> **Objective**
From the listing below, pull out every line where the string "период" appears.

Dataset items:
--------------------------------
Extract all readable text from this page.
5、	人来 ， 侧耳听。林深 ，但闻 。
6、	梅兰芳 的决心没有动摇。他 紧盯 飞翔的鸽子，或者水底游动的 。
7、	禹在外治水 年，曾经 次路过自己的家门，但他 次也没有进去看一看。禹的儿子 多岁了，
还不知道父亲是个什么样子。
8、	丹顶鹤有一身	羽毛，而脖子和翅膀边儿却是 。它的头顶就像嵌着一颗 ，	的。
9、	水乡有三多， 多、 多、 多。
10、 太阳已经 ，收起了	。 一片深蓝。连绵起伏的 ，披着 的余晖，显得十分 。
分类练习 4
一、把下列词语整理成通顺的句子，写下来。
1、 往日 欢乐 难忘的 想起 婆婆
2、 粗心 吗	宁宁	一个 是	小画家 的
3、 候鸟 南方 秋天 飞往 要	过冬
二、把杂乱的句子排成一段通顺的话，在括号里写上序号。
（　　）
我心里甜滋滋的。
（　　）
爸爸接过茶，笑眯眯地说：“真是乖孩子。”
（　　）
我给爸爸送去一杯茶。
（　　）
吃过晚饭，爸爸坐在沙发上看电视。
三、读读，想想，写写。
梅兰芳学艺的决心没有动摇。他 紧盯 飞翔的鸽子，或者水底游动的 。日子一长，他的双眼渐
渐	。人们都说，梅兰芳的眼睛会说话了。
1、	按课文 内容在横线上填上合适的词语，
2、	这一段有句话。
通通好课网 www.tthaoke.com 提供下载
--------------------------------
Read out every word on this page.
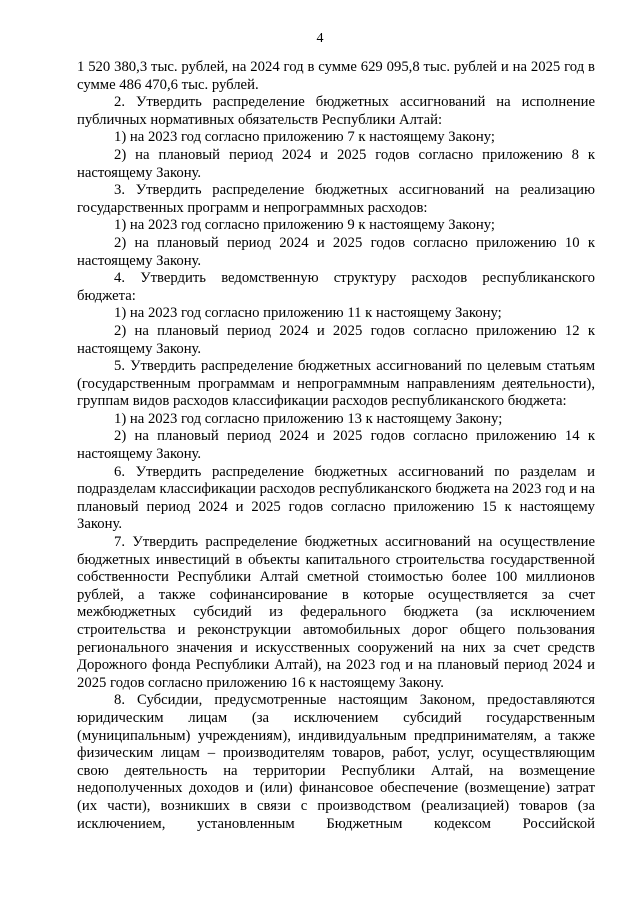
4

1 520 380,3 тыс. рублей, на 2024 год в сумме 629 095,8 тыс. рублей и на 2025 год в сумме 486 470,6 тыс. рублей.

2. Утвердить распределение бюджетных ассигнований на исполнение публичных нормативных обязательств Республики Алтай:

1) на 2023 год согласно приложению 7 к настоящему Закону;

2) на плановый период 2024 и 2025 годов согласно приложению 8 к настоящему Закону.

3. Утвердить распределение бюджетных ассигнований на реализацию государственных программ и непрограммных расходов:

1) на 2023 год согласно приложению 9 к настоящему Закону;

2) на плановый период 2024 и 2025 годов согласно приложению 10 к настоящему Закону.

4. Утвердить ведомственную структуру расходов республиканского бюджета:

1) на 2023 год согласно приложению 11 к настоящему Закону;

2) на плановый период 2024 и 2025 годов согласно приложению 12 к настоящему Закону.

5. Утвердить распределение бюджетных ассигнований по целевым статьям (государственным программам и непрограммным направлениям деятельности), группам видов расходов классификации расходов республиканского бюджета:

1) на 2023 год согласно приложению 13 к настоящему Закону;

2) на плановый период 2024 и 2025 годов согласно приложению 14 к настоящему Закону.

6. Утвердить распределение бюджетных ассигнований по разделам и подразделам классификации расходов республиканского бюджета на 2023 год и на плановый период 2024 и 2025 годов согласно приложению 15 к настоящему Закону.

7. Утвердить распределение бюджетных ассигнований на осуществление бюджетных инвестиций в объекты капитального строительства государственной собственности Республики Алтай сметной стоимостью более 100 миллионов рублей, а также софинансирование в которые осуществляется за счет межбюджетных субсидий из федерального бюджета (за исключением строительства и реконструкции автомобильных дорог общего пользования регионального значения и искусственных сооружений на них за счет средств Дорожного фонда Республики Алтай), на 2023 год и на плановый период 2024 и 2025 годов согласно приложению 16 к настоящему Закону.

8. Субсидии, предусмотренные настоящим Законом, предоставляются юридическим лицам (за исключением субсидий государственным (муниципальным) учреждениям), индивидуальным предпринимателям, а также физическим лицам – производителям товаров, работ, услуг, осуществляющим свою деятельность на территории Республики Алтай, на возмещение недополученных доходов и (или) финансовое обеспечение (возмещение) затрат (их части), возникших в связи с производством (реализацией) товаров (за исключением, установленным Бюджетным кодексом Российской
--------------------------------
> **Exercise output**
2) на плановый период 2024 и 2025 годов согласно приложению 8 к настоящему Закону.
2) на плановый период 2024 и 2025 годов согласно приложению 10 к настоящему Закону.
2) на плановый период 2024 и 2025 годов согласно приложению 12 к настоящему Закону.
2) на плановый период 2024 и 2025 годов согласно приложению 14 к настоящему Закону.
6. Утвердить распределение бюджетных ассигнований по разделам и подразделам классификации расходов республиканского бюджета на 2023 год и на плановый период 2024 и 2025 годов согласно приложению 15 к настоящему Закону.
7. Утвердить распределение бюджетных ассигнований на осуществление бюджетных инвестиций в объекты капитального строительства государственной собственности Республики Алтай сметной стоимостью более 100 миллионов рублей, а также софинансирование в которые осуществляется за счет межбюджетных субсидий из федерального бюджета (за исключением строительства и реконструкции автомобильных дорог общего пользования регионального значения и искусственных сооружений на них за счет средств Дорожного фонда Республики Алтай), на 2023 год и на плановый период 2024 и 2025 годов согласно приложению 16 к настоящему Закону.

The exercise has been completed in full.